DATA FOR THIS EXERCISE:

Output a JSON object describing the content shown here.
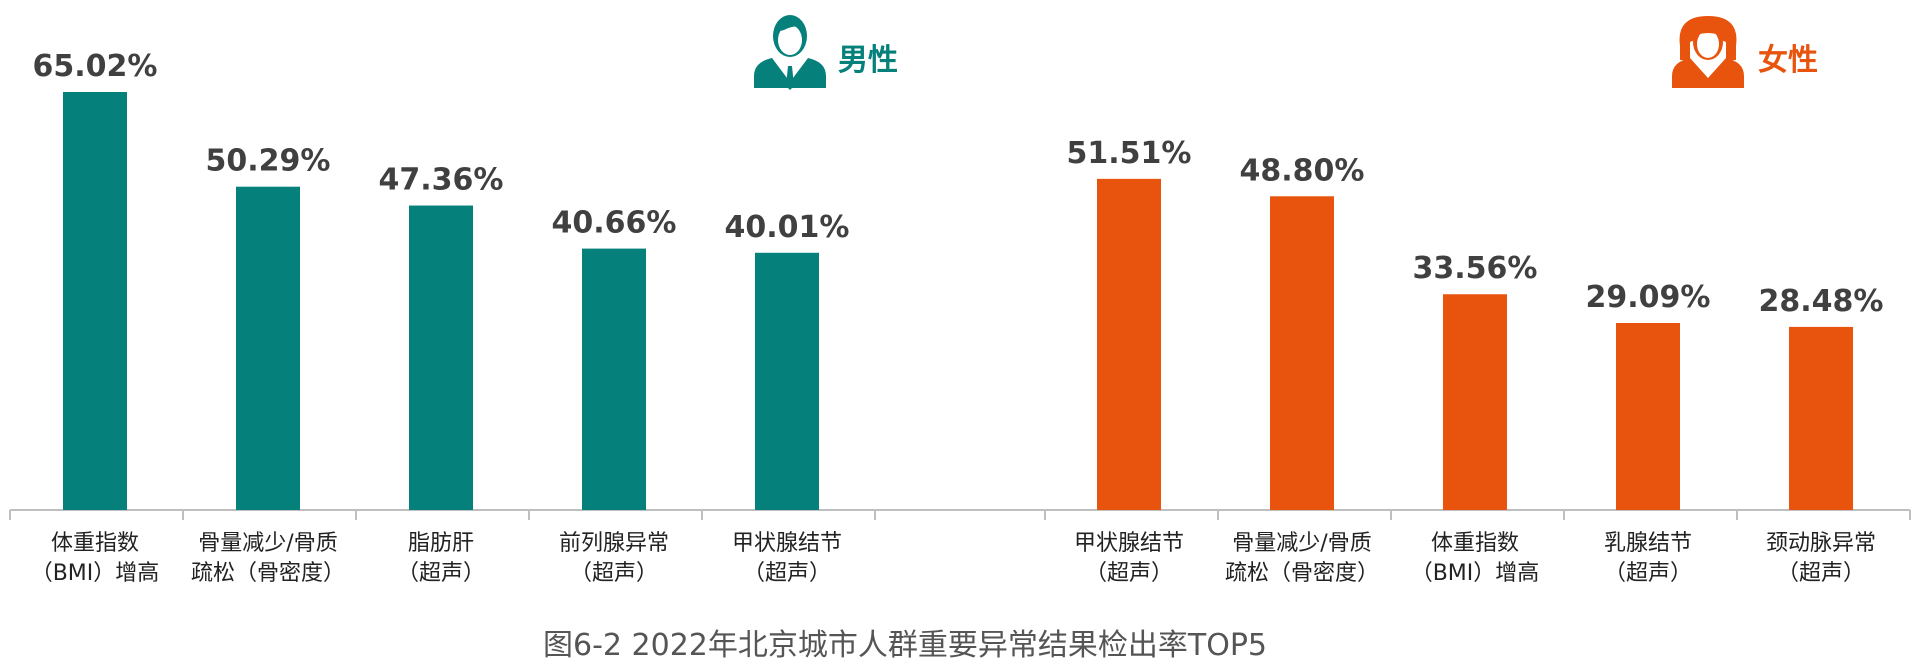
{
  "chart_data": [
    {
      "type": "bar",
      "group": "男性",
      "color": "#05807a",
      "categories": [
        [
          "体重指数",
          "（BMI）增高"
        ],
        [
          "骨量减少/骨质",
          "疏松（骨密度）"
        ],
        [
          "脂肪肝",
          "（超声）"
        ],
        [
          "前列腺异常",
          "（超声）"
        ],
        [
          "甲状腺结节",
          "（超声）"
        ]
      ],
      "values": [
        65.02,
        50.29,
        47.36,
        40.66,
        40.01
      ],
      "value_labels": [
        "65.02%",
        "50.29%",
        "47.36%",
        "40.66%",
        "40.01%"
      ],
      "ylim": [
        0,
        65.02
      ],
      "legend": {
        "label": "男性",
        "icon": "male-avatar-icon"
      }
    },
    {
      "type": "bar",
      "group": "女性",
      "color": "#e8530e",
      "categories": [
        [
          "甲状腺结节",
          "（超声）"
        ],
        [
          "骨量减少/骨质",
          "疏松（骨密度）"
        ],
        [
          "体重指数",
          "（BMI）增高"
        ],
        [
          "乳腺结节",
          "（超声）"
        ],
        [
          "颈动脉异常",
          "（超声）"
        ]
      ],
      "values": [
        51.51,
        48.8,
        33.56,
        29.09,
        28.48
      ],
      "value_labels": [
        "51.51%",
        "48.80%",
        "33.56%",
        "29.09%",
        "28.48%"
      ],
      "ylim": [
        0,
        65.02
      ],
      "legend": {
        "label": "女性",
        "icon": "female-avatar-icon"
      }
    }
  ],
  "caption": "图6-2 2022年北京城市人群重要异常结果检出率TOP5",
  "grid": false
}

EXERCISE OBJECTIVE:
Reproduce the material in its entirety and word for word, without the pictures.

WORKED SOLUTION:
Output a JSON object describing the content shown here.
{
  "chart_data": [
    {
      "type": "bar",
      "group": "男性",
      "color": "#05807a",
      "categories": [
        [
          "体重指数",
          "（BMI）增高"
        ],
        [
          "骨量减少/骨质",
          "疏松（骨密度）"
        ],
        [
          "脂肪肝",
          "（超声）"
        ],
        [
          "前列腺异常",
          "（超声）"
        ],
        [
          "甲状腺结节",
          "（超声）"
        ]
      ],
      "values": [
        65.02,
        50.29,
        47.36,
        40.66,
        40.01
      ],
      "value_labels": [
        "65.02%",
        "50.29%",
        "47.36%",
        "40.66%",
        "40.01%"
      ],
      "ylim": [
        0,
        65.02
      ],
      "legend": {
        "label": "男性",
        "icon": "male-avatar-icon"
      }
    },
    {
      "type": "bar",
      "group": "女性",
      "color": "#e8530e",
      "categories": [
        [
          "甲状腺结节",
          "（超声）"
        ],
        [
          "骨量减少/骨质",
          "疏松（骨密度）"
        ],
        [
          "体重指数",
          "（BMI）增高"
        ],
        [
          "乳腺结节",
          "（超声）"
        ],
        [
          "颈动脉异常",
          "（超声）"
        ]
      ],
      "values": [
        51.51,
        48.8,
        33.56,
        29.09,
        28.48
      ],
      "value_labels": [
        "51.51%",
        "48.80%",
        "33.56%",
        "29.09%",
        "28.48%"
      ],
      "ylim": [
        0,
        65.02
      ],
      "legend": {
        "label": "女性",
        "icon": "female-avatar-icon"
      }
    }
  ],
  "caption": "图6-2 2022年北京城市人群重要异常结果检出率TOP5",
  "grid": false
}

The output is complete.